### DATA LISTING
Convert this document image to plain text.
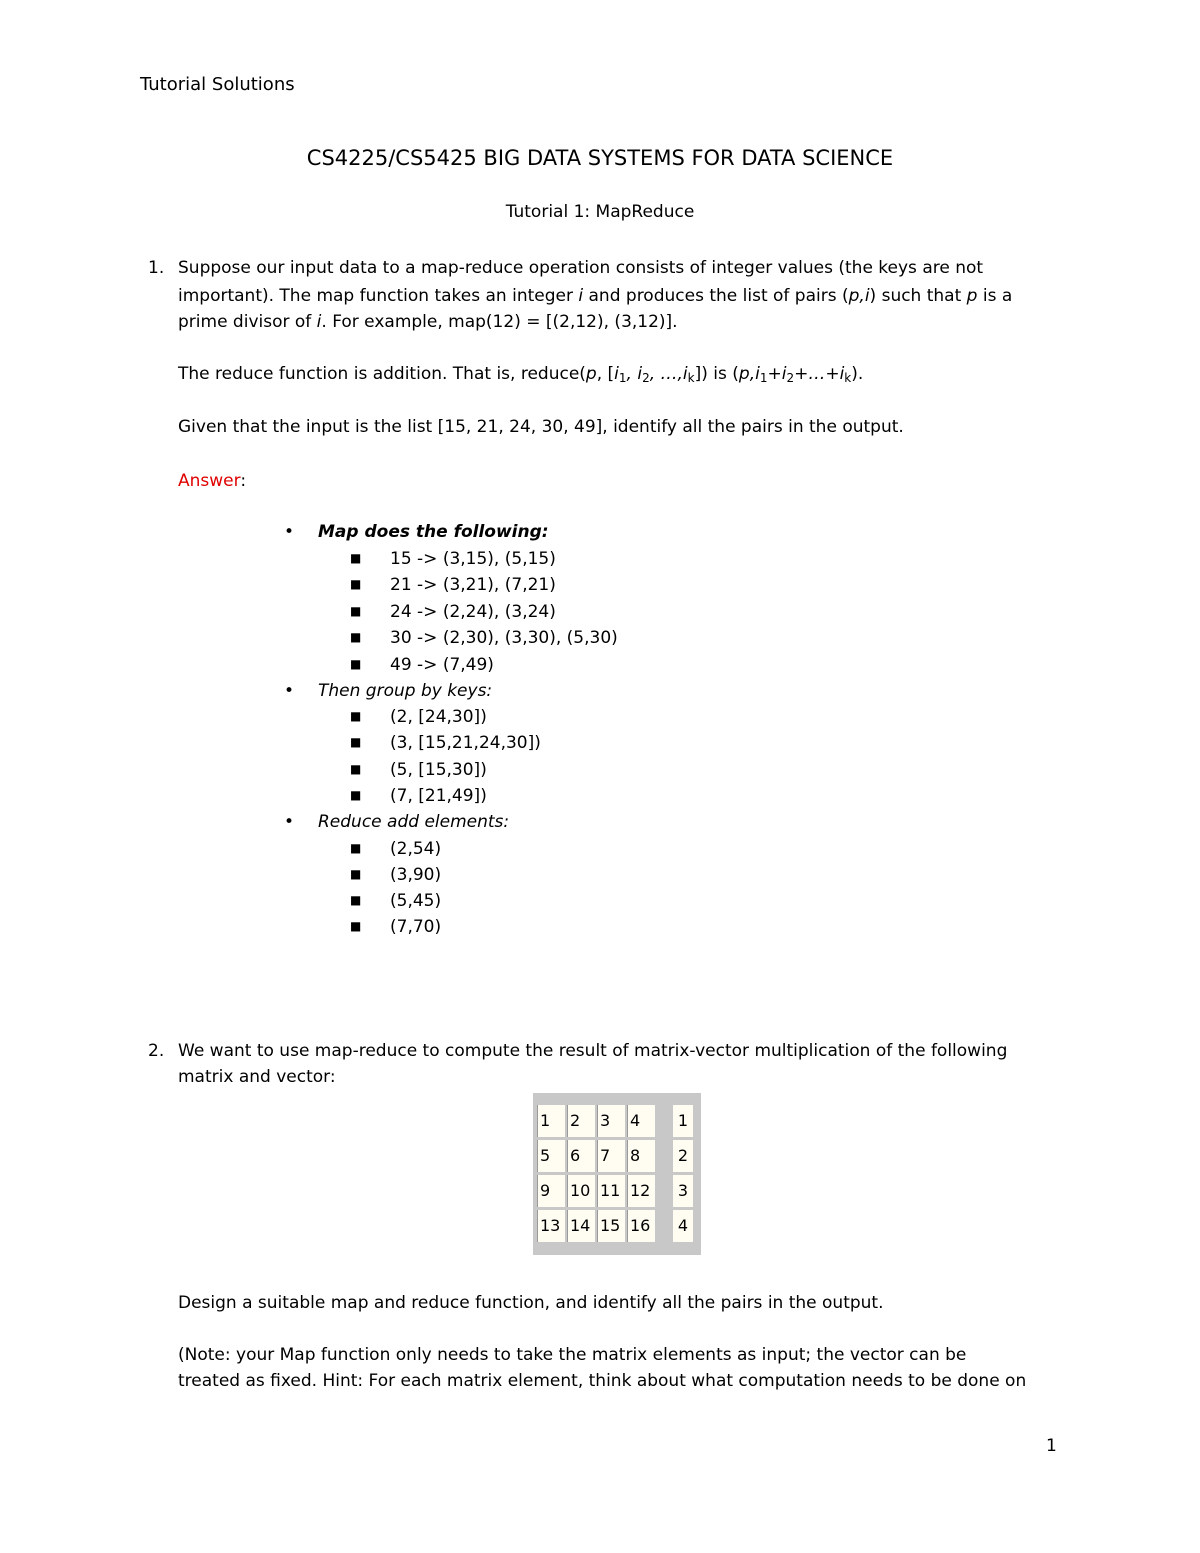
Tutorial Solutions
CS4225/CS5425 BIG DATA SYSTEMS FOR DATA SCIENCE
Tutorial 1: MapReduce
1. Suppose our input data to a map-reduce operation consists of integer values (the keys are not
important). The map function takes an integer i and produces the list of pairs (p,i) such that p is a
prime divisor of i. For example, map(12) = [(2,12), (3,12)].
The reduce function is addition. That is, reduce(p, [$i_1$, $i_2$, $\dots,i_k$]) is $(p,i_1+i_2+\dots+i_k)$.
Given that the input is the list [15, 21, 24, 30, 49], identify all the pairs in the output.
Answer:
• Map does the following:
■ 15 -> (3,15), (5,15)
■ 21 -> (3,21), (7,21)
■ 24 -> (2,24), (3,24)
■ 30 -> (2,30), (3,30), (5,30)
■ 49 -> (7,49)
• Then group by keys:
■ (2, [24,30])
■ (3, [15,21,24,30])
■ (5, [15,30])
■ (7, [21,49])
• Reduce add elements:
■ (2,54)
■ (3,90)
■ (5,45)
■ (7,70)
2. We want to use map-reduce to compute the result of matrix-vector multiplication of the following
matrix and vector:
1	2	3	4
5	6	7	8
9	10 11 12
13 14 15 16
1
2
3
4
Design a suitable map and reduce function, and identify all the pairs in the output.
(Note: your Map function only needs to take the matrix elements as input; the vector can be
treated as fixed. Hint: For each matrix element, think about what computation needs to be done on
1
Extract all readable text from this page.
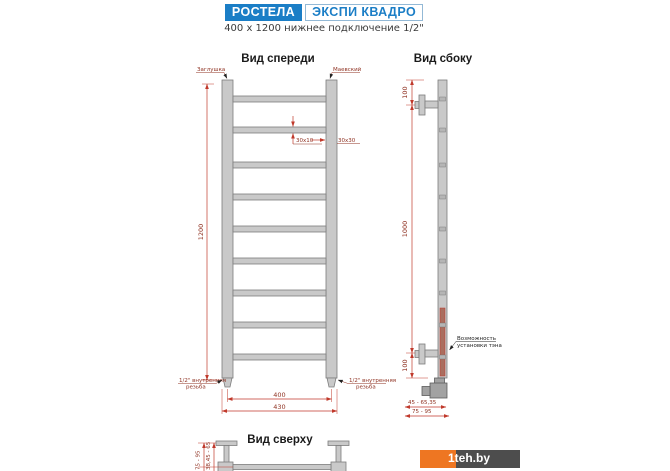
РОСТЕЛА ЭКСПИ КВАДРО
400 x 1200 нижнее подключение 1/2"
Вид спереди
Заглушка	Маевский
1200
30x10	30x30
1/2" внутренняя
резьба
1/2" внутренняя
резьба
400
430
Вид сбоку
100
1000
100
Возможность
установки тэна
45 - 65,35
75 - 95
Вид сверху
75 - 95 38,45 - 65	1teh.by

### WRITTEN PROBLEM
Copy every line of the listing that includes the string "this".

### SOLUTION
Convert this document image to plain text.
Extract all readable text from this page.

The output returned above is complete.